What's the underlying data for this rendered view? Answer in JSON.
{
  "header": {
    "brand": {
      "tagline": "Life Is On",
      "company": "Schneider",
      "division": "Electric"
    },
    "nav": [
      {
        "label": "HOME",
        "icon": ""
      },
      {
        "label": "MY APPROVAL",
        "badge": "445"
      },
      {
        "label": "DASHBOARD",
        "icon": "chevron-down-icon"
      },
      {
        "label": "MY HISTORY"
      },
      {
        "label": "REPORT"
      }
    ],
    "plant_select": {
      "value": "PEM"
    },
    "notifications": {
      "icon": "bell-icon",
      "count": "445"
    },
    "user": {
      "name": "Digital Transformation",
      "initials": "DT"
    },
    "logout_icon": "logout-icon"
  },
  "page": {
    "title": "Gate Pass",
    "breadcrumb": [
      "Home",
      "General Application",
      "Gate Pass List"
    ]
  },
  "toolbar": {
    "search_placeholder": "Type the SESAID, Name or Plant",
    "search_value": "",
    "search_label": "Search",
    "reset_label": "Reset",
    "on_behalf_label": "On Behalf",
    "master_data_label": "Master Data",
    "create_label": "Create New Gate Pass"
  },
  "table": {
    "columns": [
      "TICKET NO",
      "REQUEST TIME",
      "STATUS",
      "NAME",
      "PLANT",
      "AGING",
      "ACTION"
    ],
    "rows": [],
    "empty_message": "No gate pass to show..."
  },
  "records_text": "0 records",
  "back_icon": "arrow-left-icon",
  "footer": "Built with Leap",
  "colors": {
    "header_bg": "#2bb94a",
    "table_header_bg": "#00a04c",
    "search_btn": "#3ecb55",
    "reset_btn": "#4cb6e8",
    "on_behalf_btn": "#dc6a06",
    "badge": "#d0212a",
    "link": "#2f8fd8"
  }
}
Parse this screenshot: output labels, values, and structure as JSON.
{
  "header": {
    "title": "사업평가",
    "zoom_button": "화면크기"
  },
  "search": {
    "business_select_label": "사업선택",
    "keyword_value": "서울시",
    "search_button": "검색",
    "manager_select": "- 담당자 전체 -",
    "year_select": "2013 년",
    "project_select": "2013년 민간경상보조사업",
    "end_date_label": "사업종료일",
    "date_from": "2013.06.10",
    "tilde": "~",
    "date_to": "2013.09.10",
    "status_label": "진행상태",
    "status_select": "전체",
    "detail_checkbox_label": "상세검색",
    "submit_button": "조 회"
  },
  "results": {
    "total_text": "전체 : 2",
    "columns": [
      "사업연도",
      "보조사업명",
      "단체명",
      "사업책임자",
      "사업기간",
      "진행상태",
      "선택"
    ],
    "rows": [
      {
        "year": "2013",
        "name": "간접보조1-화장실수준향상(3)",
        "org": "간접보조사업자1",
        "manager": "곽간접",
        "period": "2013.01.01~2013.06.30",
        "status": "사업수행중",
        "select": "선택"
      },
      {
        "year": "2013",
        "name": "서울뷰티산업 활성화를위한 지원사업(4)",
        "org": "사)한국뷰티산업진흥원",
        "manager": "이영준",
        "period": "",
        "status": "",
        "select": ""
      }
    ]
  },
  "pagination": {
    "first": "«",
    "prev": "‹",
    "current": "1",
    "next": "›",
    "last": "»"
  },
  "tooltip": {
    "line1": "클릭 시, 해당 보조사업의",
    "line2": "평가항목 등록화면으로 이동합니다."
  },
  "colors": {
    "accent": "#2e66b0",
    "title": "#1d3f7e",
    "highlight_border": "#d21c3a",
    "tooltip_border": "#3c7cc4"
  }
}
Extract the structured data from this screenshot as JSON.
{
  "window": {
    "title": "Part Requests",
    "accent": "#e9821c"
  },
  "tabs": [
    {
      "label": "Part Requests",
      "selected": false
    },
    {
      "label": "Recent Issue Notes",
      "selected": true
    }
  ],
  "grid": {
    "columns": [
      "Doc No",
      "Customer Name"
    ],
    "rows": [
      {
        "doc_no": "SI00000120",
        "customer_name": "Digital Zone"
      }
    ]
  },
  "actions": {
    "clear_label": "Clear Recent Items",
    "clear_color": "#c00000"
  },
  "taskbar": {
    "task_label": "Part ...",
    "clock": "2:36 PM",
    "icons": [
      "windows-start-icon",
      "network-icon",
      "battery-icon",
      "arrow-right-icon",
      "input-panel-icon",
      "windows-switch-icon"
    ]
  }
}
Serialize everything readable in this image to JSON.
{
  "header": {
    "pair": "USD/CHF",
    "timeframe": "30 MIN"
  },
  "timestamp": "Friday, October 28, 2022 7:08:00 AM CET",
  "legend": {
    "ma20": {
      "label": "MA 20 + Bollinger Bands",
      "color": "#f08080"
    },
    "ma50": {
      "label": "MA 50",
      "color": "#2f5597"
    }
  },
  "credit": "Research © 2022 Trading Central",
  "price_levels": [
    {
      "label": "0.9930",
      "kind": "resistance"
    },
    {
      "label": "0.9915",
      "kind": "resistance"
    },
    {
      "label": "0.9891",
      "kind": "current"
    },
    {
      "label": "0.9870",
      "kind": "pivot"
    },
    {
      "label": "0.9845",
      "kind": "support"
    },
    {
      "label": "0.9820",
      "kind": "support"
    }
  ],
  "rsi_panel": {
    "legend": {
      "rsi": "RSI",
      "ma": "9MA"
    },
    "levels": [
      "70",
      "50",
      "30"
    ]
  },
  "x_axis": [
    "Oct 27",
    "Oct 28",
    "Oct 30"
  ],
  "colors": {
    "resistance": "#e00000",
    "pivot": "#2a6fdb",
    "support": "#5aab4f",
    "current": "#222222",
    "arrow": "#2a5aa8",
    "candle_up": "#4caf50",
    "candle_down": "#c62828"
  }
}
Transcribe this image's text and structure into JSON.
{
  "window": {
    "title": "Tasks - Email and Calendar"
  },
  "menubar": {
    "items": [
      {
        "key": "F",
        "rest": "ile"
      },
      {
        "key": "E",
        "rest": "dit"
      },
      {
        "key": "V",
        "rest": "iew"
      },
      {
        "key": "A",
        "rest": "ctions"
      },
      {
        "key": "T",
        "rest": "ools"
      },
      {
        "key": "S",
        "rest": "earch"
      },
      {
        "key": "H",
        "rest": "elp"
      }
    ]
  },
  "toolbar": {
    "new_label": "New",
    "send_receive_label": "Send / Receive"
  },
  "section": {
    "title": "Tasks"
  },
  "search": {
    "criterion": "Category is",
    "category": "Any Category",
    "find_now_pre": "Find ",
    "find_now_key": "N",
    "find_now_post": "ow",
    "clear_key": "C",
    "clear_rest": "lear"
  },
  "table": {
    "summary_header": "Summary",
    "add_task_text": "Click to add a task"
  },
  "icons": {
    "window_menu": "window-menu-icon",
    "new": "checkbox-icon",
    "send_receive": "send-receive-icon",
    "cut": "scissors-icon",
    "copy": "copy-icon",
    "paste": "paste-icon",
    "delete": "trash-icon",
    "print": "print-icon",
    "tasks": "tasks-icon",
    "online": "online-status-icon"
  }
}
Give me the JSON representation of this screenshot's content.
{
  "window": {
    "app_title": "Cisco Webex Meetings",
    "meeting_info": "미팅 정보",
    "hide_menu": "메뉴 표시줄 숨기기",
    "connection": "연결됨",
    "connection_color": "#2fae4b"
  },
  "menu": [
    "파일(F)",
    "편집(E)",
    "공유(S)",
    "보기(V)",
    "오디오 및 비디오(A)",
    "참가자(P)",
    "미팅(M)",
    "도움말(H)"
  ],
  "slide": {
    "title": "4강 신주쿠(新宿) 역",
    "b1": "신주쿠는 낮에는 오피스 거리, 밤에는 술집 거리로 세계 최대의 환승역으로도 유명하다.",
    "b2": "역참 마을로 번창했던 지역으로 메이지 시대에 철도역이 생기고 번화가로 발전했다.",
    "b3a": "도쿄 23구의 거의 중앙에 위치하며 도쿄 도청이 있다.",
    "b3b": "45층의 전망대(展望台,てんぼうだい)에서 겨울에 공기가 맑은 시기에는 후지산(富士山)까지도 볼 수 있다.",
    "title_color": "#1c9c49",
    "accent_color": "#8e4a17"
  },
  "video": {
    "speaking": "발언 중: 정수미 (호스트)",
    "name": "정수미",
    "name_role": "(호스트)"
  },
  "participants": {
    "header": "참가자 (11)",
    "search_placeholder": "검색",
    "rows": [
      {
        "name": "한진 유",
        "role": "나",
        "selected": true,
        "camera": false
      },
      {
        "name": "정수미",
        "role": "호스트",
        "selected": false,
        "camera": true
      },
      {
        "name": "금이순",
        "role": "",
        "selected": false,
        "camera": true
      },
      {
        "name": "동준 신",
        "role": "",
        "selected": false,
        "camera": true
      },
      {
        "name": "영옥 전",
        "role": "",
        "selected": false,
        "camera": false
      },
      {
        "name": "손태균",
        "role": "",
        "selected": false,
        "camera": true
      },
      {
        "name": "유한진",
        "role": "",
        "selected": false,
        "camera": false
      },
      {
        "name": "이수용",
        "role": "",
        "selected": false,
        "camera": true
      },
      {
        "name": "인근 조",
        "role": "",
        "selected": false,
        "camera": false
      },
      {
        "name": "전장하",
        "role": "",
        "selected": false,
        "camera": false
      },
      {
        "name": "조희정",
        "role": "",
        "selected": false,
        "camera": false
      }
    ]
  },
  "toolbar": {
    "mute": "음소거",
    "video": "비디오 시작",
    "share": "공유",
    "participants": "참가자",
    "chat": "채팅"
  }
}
------------------------------------------------------------
REQUIREMENTS
Search the lines for "windows". Copy each line that has it.

THE REPLY
      "windows-start-icon",
      "windows-switch-icon"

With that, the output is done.